> PROBLEM
Write out the records again, exactly, leaving none out.

> DATASET RECORDS
'''
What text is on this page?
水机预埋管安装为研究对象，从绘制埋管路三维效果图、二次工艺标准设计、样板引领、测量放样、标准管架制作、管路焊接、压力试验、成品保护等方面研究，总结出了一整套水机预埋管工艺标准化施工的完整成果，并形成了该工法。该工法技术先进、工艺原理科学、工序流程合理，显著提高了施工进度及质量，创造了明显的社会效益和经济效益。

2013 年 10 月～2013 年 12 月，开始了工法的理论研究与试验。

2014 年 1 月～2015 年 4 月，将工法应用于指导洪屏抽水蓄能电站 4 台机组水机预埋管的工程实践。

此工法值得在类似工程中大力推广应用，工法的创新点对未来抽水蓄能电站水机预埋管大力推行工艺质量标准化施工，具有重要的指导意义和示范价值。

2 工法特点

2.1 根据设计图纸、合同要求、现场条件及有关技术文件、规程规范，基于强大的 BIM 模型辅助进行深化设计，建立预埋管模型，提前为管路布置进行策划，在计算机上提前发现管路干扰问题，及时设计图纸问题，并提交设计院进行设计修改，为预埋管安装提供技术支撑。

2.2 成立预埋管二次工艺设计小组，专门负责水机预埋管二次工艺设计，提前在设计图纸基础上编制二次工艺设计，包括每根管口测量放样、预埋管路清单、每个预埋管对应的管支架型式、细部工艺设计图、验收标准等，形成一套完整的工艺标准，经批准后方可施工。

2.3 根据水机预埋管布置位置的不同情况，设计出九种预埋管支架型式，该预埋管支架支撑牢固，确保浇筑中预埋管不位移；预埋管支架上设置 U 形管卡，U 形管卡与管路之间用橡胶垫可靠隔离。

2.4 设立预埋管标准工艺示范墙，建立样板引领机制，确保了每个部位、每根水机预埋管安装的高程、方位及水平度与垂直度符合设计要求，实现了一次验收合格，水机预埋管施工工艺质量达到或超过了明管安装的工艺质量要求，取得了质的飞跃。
'''
> TASK ANSWER
What text is on this page?
水机预埋管安装为研究对象，从绘制埋管路三维效果图、二次工艺标准设计、样板引领、测量放样、标准管架制作、管路焊接、压力试验、成品保护等方面研究，总结出了一整套水机预埋管工艺标准化施工的完整成果，并形成了该工法。该工法技术先进、工艺原理科学、工序流程合理，显著提高了施工进度及质量，创造了明显的社会效益和经济效益。

2013 年 10 月～2013 年 12 月，开始了工法的理论研究与试验。

2014 年 1 月～2015 年 4 月，将工法应用于指导洪屏抽水蓄能电站 4 台机组水机预埋管的工程实践。

此工法值得在类似工程中大力推广应用，工法的创新点对未来抽水蓄能电站水机预埋管大力推行工艺质量标准化施工，具有重要的指导意义和示范价值。

2 工法特点

2.1 根据设计图纸、合同要求、现场条件及有关技术文件、规程规范，基于强大的 BIM 模型辅助进行深化设计，建立预埋管模型，提前为管路布置进行策划，在计算机上提前发现管路干扰问题，及时设计图纸问题，并提交设计院进行设计修改，为预埋管安装提供技术支撑。

2.2 成立预埋管二次工艺设计小组，专门负责水机预埋管二次工艺设计，提前在设计图纸基础上编制二次工艺设计，包括每根管口测量放样、预埋管路清单、每个预埋管对应的管支架型式、细部工艺设计图、验收标准等，形成一套完整的工艺标准，经批准后方可施工。

2.3 根据水机预埋管布置位置的不同情况，设计出九种预埋管支架型式，该预埋管支架支撑牢固，确保浇筑中预埋管不位移；预埋管支架上设置 U 形管卡，U 形管卡与管路之间用橡胶垫可靠隔离。

2.4 设立预埋管标准工艺示范墙，建立样板引领机制，确保了每个部位、每根水机预埋管安装的高程、方位及水平度与垂直度符合设计要求，实现了一次验收合格，水机预埋管施工工艺质量达到或超过了明管安装的工艺质量要求，取得了质的飞跃。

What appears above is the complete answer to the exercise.